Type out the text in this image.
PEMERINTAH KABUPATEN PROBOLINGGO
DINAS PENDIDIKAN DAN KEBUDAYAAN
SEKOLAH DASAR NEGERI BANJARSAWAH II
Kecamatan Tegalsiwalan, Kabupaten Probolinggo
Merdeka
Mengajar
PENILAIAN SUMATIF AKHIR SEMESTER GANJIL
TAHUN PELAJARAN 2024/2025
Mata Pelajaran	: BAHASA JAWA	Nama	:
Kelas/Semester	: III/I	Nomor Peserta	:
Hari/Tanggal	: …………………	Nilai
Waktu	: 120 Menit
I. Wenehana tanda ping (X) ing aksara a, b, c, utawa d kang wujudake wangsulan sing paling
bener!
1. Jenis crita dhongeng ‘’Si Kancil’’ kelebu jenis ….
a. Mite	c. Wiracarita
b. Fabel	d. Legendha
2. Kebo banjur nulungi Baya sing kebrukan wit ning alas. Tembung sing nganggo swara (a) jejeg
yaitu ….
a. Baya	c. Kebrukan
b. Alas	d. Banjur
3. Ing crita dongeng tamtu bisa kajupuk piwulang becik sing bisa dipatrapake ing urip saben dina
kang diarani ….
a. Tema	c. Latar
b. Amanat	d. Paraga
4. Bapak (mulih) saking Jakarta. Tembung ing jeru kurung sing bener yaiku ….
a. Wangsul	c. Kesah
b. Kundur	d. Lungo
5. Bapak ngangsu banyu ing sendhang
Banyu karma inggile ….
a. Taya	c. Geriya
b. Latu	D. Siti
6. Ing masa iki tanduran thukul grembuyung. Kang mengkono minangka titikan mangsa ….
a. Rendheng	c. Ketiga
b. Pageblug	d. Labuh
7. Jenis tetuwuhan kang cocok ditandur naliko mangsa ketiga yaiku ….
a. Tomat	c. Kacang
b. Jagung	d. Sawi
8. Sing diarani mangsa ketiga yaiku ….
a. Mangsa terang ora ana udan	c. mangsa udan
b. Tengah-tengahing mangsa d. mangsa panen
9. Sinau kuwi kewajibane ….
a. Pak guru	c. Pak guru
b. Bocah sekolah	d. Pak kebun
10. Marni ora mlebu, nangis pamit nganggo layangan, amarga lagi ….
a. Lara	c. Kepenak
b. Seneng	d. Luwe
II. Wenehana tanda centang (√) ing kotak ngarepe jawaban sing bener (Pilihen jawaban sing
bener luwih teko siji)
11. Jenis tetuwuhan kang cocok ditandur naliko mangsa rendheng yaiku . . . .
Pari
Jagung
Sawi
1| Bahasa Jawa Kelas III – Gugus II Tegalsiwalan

****************

Set down the listing in full, keeping every word exactly as it is.

» **EXPECTED ANSWER**
Type out the text in this image.
PEMERINTAH KABUPATEN PROBOLINGGO
DINAS PENDIDIKAN DAN KEBUDAYAAN
SEKOLAH DASAR NEGERI BANJARSAWAH II
Kecamatan Tegalsiwalan, Kabupaten Probolinggo
Merdeka
Mengajar
PENILAIAN SUMATIF AKHIR SEMESTER GANJIL
TAHUN PELAJARAN 2024/2025
Mata Pelajaran	: BAHASA JAWA	Nama	:
Kelas/Semester	: III/I	Nomor Peserta	:
Hari/Tanggal	: …………………	Nilai
Waktu	: 120 Menit
I. Wenehana tanda ping (X) ing aksara a, b, c, utawa d kang wujudake wangsulan sing paling
bener!
1. Jenis crita dhongeng ‘’Si Kancil’’ kelebu jenis ….
a. Mite	c. Wiracarita
b. Fabel	d. Legendha
2. Kebo banjur nulungi Baya sing kebrukan wit ning alas. Tembung sing nganggo swara (a) jejeg
yaitu ….
a. Baya	c. Kebrukan
b. Alas	d. Banjur
3. Ing crita dongeng tamtu bisa kajupuk piwulang becik sing bisa dipatrapake ing urip saben dina
kang diarani ….
a. Tema	c. Latar
b. Amanat	d. Paraga
4. Bapak (mulih) saking Jakarta. Tembung ing jeru kurung sing bener yaiku ….
a. Wangsul	c. Kesah
b. Kundur	d. Lungo
5. Bapak ngangsu banyu ing sendhang
Banyu karma inggile ….
a. Taya	c. Geriya
b. Latu	D. Siti
6. Ing masa iki tanduran thukul grembuyung. Kang mengkono minangka titikan mangsa ….
a. Rendheng	c. Ketiga
b. Pageblug	d. Labuh
7. Jenis tetuwuhan kang cocok ditandur naliko mangsa ketiga yaiku ….
a. Tomat	c. Kacang
b. Jagung	d. Sawi
8. Sing diarani mangsa ketiga yaiku ….
a. Mangsa terang ora ana udan	c. mangsa udan
b. Tengah-tengahing mangsa d. mangsa panen
9. Sinau kuwi kewajibane ….
a. Pak guru	c. Pak guru
b. Bocah sekolah	d. Pak kebun
10. Marni ora mlebu, nangis pamit nganggo layangan, amarga lagi ….
a. Lara	c. Kepenak
b. Seneng	d. Luwe
II. Wenehana tanda centang (√) ing kotak ngarepe jawaban sing bener (Pilihen jawaban sing
bener luwih teko siji)
11. Jenis tetuwuhan kang cocok ditandur naliko mangsa rendheng yaiku . . . .
Pari
Jagung
Sawi
1| Bahasa Jawa Kelas III – Gugus II Tegalsiwalan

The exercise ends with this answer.